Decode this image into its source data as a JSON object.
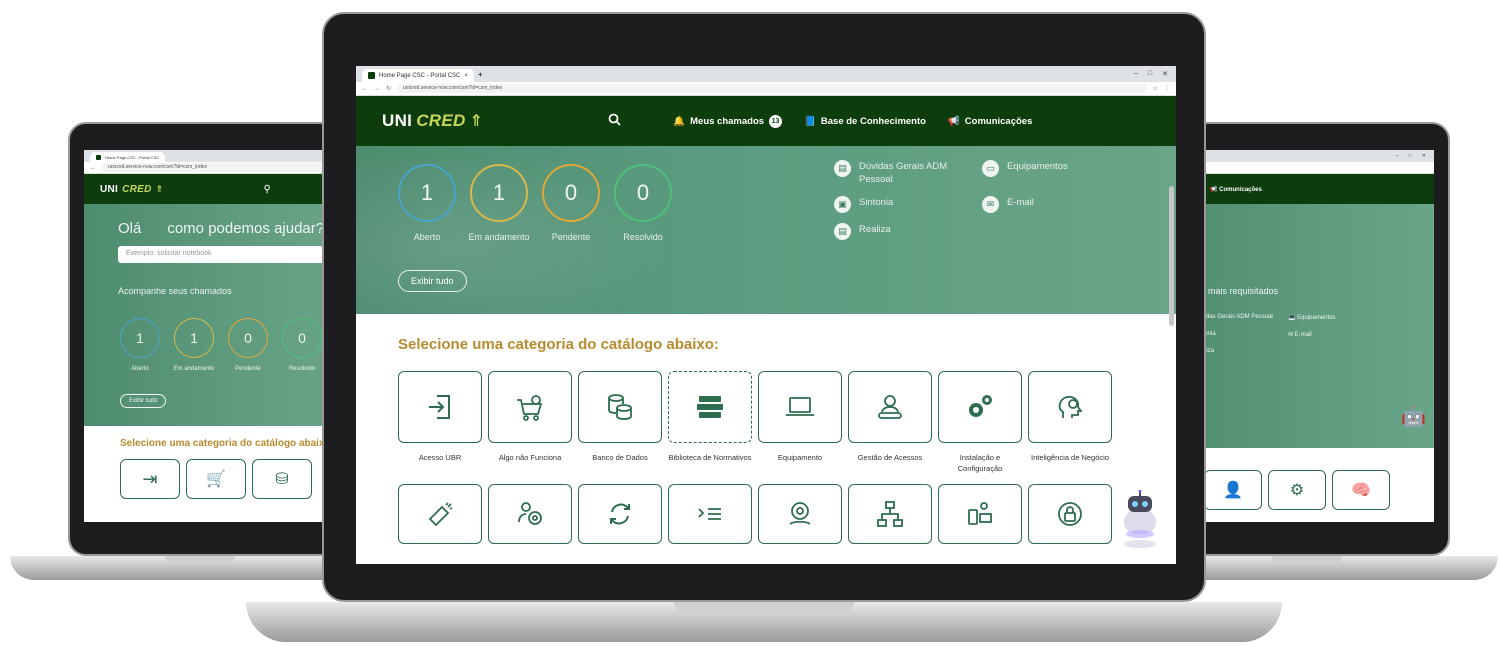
{
  "browser": {
    "tab_title": "Home Page CSC - Portal CSC",
    "url": "unicred.service-now.com/csm?id=csm_index",
    "window_controls": [
      "–",
      "□",
      "✕"
    ]
  },
  "app": {
    "logo_text": "UNI",
    "logo_text_em": "CRED",
    "nav": {
      "meus_chamados": "Meus chamados",
      "meus_chamados_count": "13",
      "base_conhecimento": "Base de Conhecimento",
      "comunicacoes": "Comunicações"
    }
  },
  "hero": {
    "greeting": "Olá",
    "question": "como podemos ajudar?",
    "search_placeholder": "Exemplo: solicitar notebook",
    "track_title": "Acompanhe seus chamados",
    "requested_title": "Os mais requisitados",
    "counters": [
      {
        "value": "1",
        "label": "Aberto",
        "color": "#49a3c9"
      },
      {
        "value": "1",
        "label": "Em andamento",
        "color": "#d6b94a"
      },
      {
        "value": "0",
        "label": "Pendente",
        "color": "#e0a73a"
      },
      {
        "value": "0",
        "label": "Resolvido",
        "color": "#4fbf7c"
      }
    ],
    "exibir_tudo": "Exibir tudo",
    "links": [
      {
        "label": "Dúvidas Gerais ADM Pessoal",
        "icon": "document-icon"
      },
      {
        "label": "Equipamentos",
        "icon": "laptop-icon"
      },
      {
        "label": "Sintonia",
        "icon": "screen-icon"
      },
      {
        "label": "E-mail",
        "icon": "mail-icon"
      },
      {
        "label": "Realiza",
        "icon": "document-icon"
      }
    ]
  },
  "catalog": {
    "title": "Selecione uma categoria do catálogo abaixo:",
    "row1": [
      {
        "label": "Acesso UBR",
        "icon": "login-icon"
      },
      {
        "label": "Algo não Funciona",
        "icon": "cart-icon"
      },
      {
        "label": "Banco de Dados",
        "icon": "database-icon"
      },
      {
        "label": "Biblioteca de Normativos",
        "icon": "books-icon"
      },
      {
        "label": "Equipamento",
        "icon": "laptop-icon"
      },
      {
        "label": "Gestão de Acessos",
        "icon": "user-key-icon"
      },
      {
        "label": "Instalação e Configuração",
        "icon": "gears-icon"
      },
      {
        "label": "Inteligência de Negócio",
        "icon": "brain-icon"
      }
    ],
    "row2": [
      {
        "icon": "megaphone-icon"
      },
      {
        "icon": "people-gear-icon"
      },
      {
        "icon": "refresh-icon"
      },
      {
        "icon": "list-icon"
      },
      {
        "icon": "money-gear-icon"
      },
      {
        "icon": "network-icon"
      },
      {
        "icon": "devices-icon"
      },
      {
        "icon": "lock-icon"
      }
    ]
  }
}
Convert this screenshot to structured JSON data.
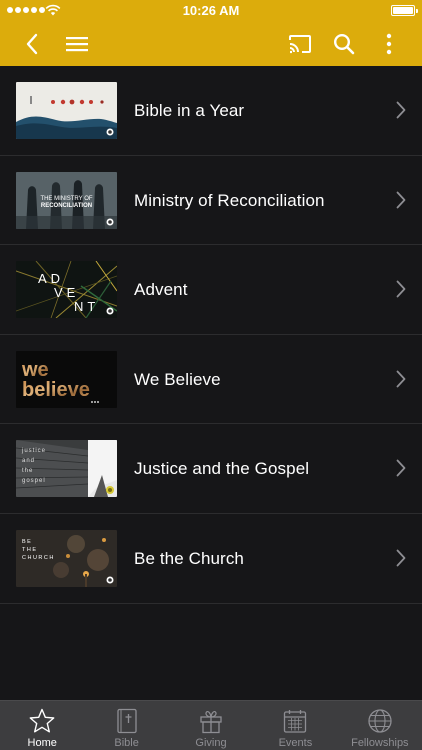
{
  "status_bar": {
    "time": "10:26 AM"
  },
  "header": {
    "icons": [
      "back-chevron-icon",
      "menu-icon",
      "cast-icon",
      "search-icon",
      "more-vertical-icon"
    ]
  },
  "colors": {
    "accent": "#dcac0c",
    "background": "#161618",
    "tabbar": "#3d3d3f"
  },
  "series": [
    {
      "title": "Bible in a Year"
    },
    {
      "title": "Ministry of Reconciliation",
      "thumb_text": [
        "THE MINISTRY OF",
        "RECONCILIATION"
      ]
    },
    {
      "title": "Advent",
      "thumb_text": [
        "AD",
        "VE",
        "NT"
      ]
    },
    {
      "title": "We Believe",
      "thumb_text": [
        "we",
        "believe"
      ]
    },
    {
      "title": "Justice and the Gospel",
      "thumb_text": [
        "justice",
        "and",
        "the",
        "gospel"
      ]
    },
    {
      "title": "Be the Church",
      "thumb_text": [
        "BE",
        "THE",
        "CHURCH"
      ]
    }
  ],
  "tabbar": {
    "tabs": [
      {
        "label": "Home",
        "icon": "star-icon",
        "active": true
      },
      {
        "label": "Bible",
        "icon": "bible-icon",
        "active": false
      },
      {
        "label": "Giving",
        "icon": "gift-icon",
        "active": false
      },
      {
        "label": "Events",
        "icon": "calendar-icon",
        "active": false
      },
      {
        "label": "Fellowships",
        "icon": "globe-icon",
        "active": false
      }
    ]
  }
}
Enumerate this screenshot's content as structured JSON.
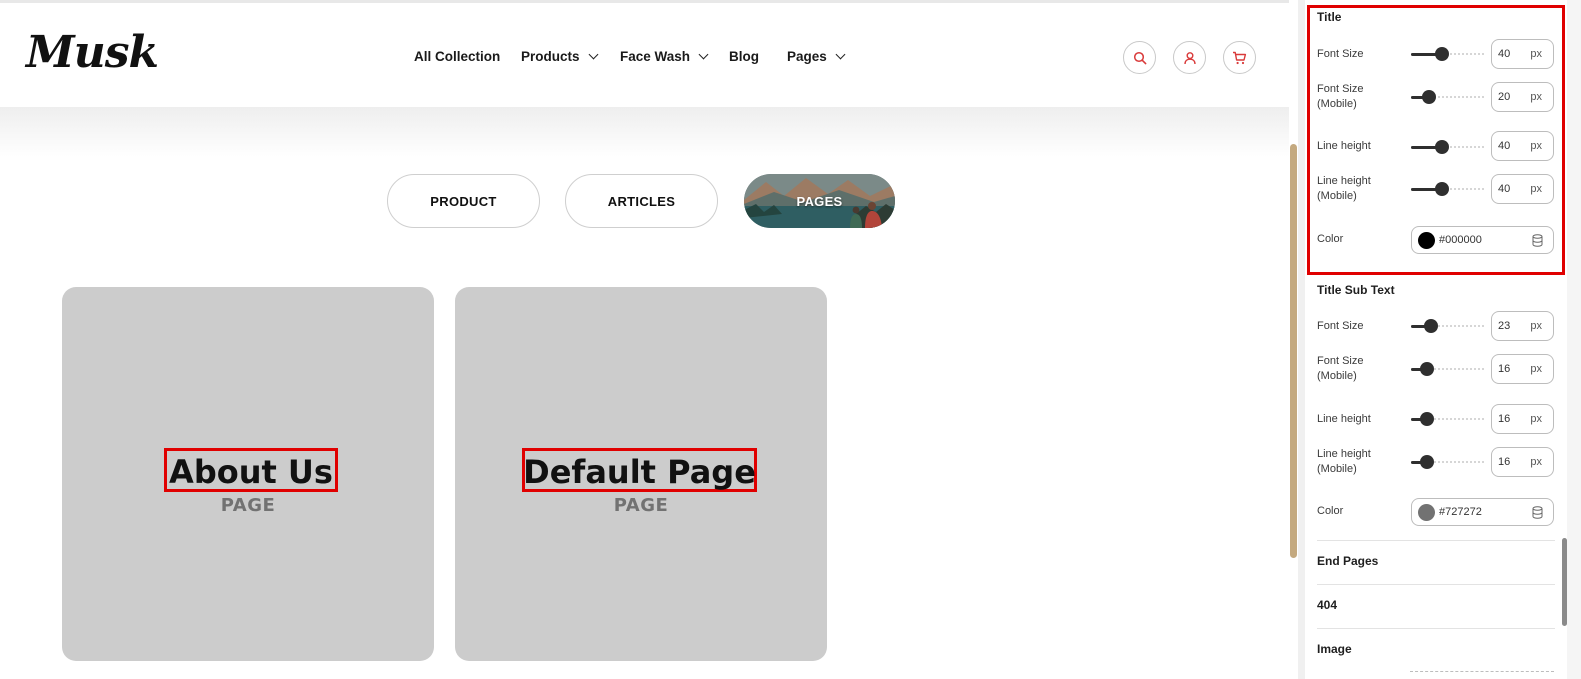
{
  "header": {
    "logo": "Musk",
    "nav": [
      {
        "label": "All Collection",
        "dropdown": false
      },
      {
        "label": "Products",
        "dropdown": true
      },
      {
        "label": "Face Wash",
        "dropdown": true
      },
      {
        "label": "Blog",
        "dropdown": false
      },
      {
        "label": "Pages",
        "dropdown": true
      }
    ],
    "icons": [
      "search-icon",
      "user-icon",
      "cart-icon"
    ],
    "icon_color": "#d93a3a"
  },
  "tabs": [
    {
      "label": "PRODUCT",
      "active": false
    },
    {
      "label": "ARTICLES",
      "active": false
    },
    {
      "label": "PAGES",
      "active": true
    }
  ],
  "cards": [
    {
      "title": "About Us",
      "subtitle": "PAGE"
    },
    {
      "title": "Default Page",
      "subtitle": "PAGE"
    }
  ],
  "panel": {
    "title_section": {
      "heading": "Title",
      "font_size": {
        "label": "Font Size",
        "value": "40",
        "unit": "px",
        "level": 0.42
      },
      "font_size_mobile": {
        "label": "Font Size (Mobile)",
        "value": "20",
        "unit": "px",
        "level": 0.25
      },
      "line_height": {
        "label": "Line height",
        "value": "40",
        "unit": "px",
        "level": 0.42
      },
      "line_height_mobile": {
        "label": "Line height (Mobile)",
        "value": "40",
        "unit": "px",
        "level": 0.42
      },
      "color": {
        "label": "Color",
        "hex": "#000000"
      }
    },
    "subtext_section": {
      "heading": "Title Sub Text",
      "font_size": {
        "label": "Font Size",
        "value": "23",
        "unit": "px",
        "level": 0.28
      },
      "font_size_mobile": {
        "label": "Font Size (Mobile)",
        "value": "16",
        "unit": "px",
        "level": 0.22
      },
      "line_height": {
        "label": "Line height",
        "value": "16",
        "unit": "px",
        "level": 0.22
      },
      "line_height_mobile": {
        "label": "Line height (Mobile)",
        "value": "16",
        "unit": "px",
        "level": 0.22
      },
      "color": {
        "label": "Color",
        "hex": "#727272"
      }
    },
    "end_pages": "End Pages",
    "item_404": "404",
    "image": "Image"
  }
}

**Task goal:** Go through the entries above and output them exactly, without pictures.

**Final result:**
Decode this image into its source data as a JSON object.
{
  "browser": {
    "tab_title": "Home Page CSC - Portal CSC",
    "url": "unicred.service-now.com/csm?id=csm_index",
    "window_controls": [
      "–",
      "□",
      "✕"
    ]
  },
  "app": {
    "logo_text": "UNI",
    "logo_text_em": "CRED",
    "nav": {
      "meus_chamados": "Meus chamados",
      "meus_chamados_count": "13",
      "base_conhecimento": "Base de Conhecimento",
      "comunicacoes": "Comunicações"
    }
  },
  "hero": {
    "greeting": "Olá",
    "question": "como podemos ajudar?",
    "search_placeholder": "Exemplo: solicitar notebook",
    "track_title": "Acompanhe seus chamados",
    "requested_title": "Os mais requisitados",
    "counters": [
      {
        "value": "1",
        "label": "Aberto",
        "color": "#49a3c9"
      },
      {
        "value": "1",
        "label": "Em andamento",
        "color": "#d6b94a"
      },
      {
        "value": "0",
        "label": "Pendente",
        "color": "#e0a73a"
      },
      {
        "value": "0",
        "label": "Resolvido",
        "color": "#4fbf7c"
      }
    ],
    "exibir_tudo": "Exibir tudo",
    "links": [
      {
        "label": "Dúvidas Gerais ADM Pessoal",
        "icon": "document-icon"
      },
      {
        "label": "Equipamentos",
        "icon": "laptop-icon"
      },
      {
        "label": "Sintonia",
        "icon": "screen-icon"
      },
      {
        "label": "E-mail",
        "icon": "mail-icon"
      },
      {
        "label": "Realiza",
        "icon": "document-icon"
      }
    ]
  },
  "catalog": {
    "title": "Selecione uma categoria do catálogo abaixo:",
    "row1": [
      {
        "label": "Acesso UBR",
        "icon": "login-icon"
      },
      {
        "label": "Algo não Funciona",
        "icon": "cart-icon"
      },
      {
        "label": "Banco de Dados",
        "icon": "database-icon"
      },
      {
        "label": "Biblioteca de Normativos",
        "icon": "books-icon"
      },
      {
        "label": "Equipamento",
        "icon": "laptop-icon"
      },
      {
        "label": "Gestão de Acessos",
        "icon": "user-key-icon"
      },
      {
        "label": "Instalação e Configuração",
        "icon": "gears-icon"
      },
      {
        "label": "Inteligência de Negócio",
        "icon": "brain-icon"
      }
    ],
    "row2": [
      {
        "icon": "megaphone-icon"
      },
      {
        "icon": "people-gear-icon"
      },
      {
        "icon": "refresh-icon"
      },
      {
        "icon": "list-icon"
      },
      {
        "icon": "money-gear-icon"
      },
      {
        "icon": "network-icon"
      },
      {
        "icon": "devices-icon"
      },
      {
        "icon": "lock-icon"
      }
    ]
  }
}
Convert this screenshot to structured JSON data.
{
  "status_bar": {
    "time": "10:26 AM"
  },
  "header": {
    "icons": [
      "back-chevron-icon",
      "menu-icon",
      "cast-icon",
      "search-icon",
      "more-vertical-icon"
    ]
  },
  "colors": {
    "accent": "#dcac0c",
    "background": "#161618",
    "tabbar": "#3d3d3f"
  },
  "series": [
    {
      "title": "Bible in a Year"
    },
    {
      "title": "Ministry of Reconciliation",
      "thumb_text": [
        "THE MINISTRY OF",
        "RECONCILIATION"
      ]
    },
    {
      "title": "Advent",
      "thumb_text": [
        "AD",
        "VE",
        "NT"
      ]
    },
    {
      "title": "We Believe",
      "thumb_text": [
        "we",
        "believe"
      ]
    },
    {
      "title": "Justice and the Gospel",
      "thumb_text": [
        "justice",
        "and",
        "the",
        "gospel"
      ]
    },
    {
      "title": "Be the Church",
      "thumb_text": [
        "BE",
        "THE",
        "CHURCH"
      ]
    }
  ],
  "tabbar": {
    "tabs": [
      {
        "label": "Home",
        "icon": "star-icon",
        "active": true
      },
      {
        "label": "Bible",
        "icon": "bible-icon",
        "active": false
      },
      {
        "label": "Giving",
        "icon": "gift-icon",
        "active": false
      },
      {
        "label": "Events",
        "icon": "calendar-icon",
        "active": false
      },
      {
        "label": "Fellowships",
        "icon": "globe-icon",
        "active": false
      }
    ]
  }
}
Enumerate this screenshot's content as structured JSON.
{
  "header": {
    "logo": "Musk",
    "nav": [
      {
        "label": "All Collection",
        "dropdown": false
      },
      {
        "label": "Products",
        "dropdown": true
      },
      {
        "label": "Face Wash",
        "dropdown": true
      },
      {
        "label": "Blog",
        "dropdown": false
      },
      {
        "label": "Pages",
        "dropdown": true
      }
    ],
    "icons": [
      "search-icon",
      "user-icon",
      "cart-icon"
    ],
    "icon_color": "#d93a3a"
  },
  "tabs": [
    {
      "label": "PRODUCT",
      "active": false
    },
    {
      "label": "ARTICLES",
      "active": false
    },
    {
      "label": "PAGES",
      "active": true
    }
  ],
  "cards": [
    {
      "title": "About Us",
      "subtitle": "PAGE"
    },
    {
      "title": "Default Page",
      "subtitle": "PAGE"
    }
  ],
  "panel": {
    "title_section": {
      "heading": "Title",
      "font_size": {
        "label": "Font Size",
        "value": "40",
        "unit": "px",
        "level": 0.42
      },
      "font_size_mobile": {
        "label": "Font Size (Mobile)",
        "value": "20",
        "unit": "px",
        "level": 0.25
      },
      "line_height": {
        "label": "Line height",
        "value": "40",
        "unit": "px",
        "level": 0.42
      },
      "line_height_mobile": {
        "label": "Line height (Mobile)",
        "value": "40",
        "unit": "px",
        "level": 0.42
      },
      "color": {
        "label": "Color",
        "hex": "#000000"
      }
    },
    "subtext_section": {
      "heading": "Title Sub Text",
      "font_size": {
        "label": "Font Size",
        "value": "23",
        "unit": "px",
        "level": 0.28
      },
      "font_size_mobile": {
        "label": "Font Size (Mobile)",
        "value": "16",
        "unit": "px",
        "level": 0.22
      },
      "line_height": {
        "label": "Line height",
        "value": "16",
        "unit": "px",
        "level": 0.22
      },
      "line_height_mobile": {
        "label": "Line height (Mobile)",
        "value": "16",
        "unit": "px",
        "level": 0.22
      },
      "color": {
        "label": "Color",
        "hex": "#727272"
      }
    },
    "end_pages": "End Pages",
    "item_404": "404",
    "image": "Image"
  }
}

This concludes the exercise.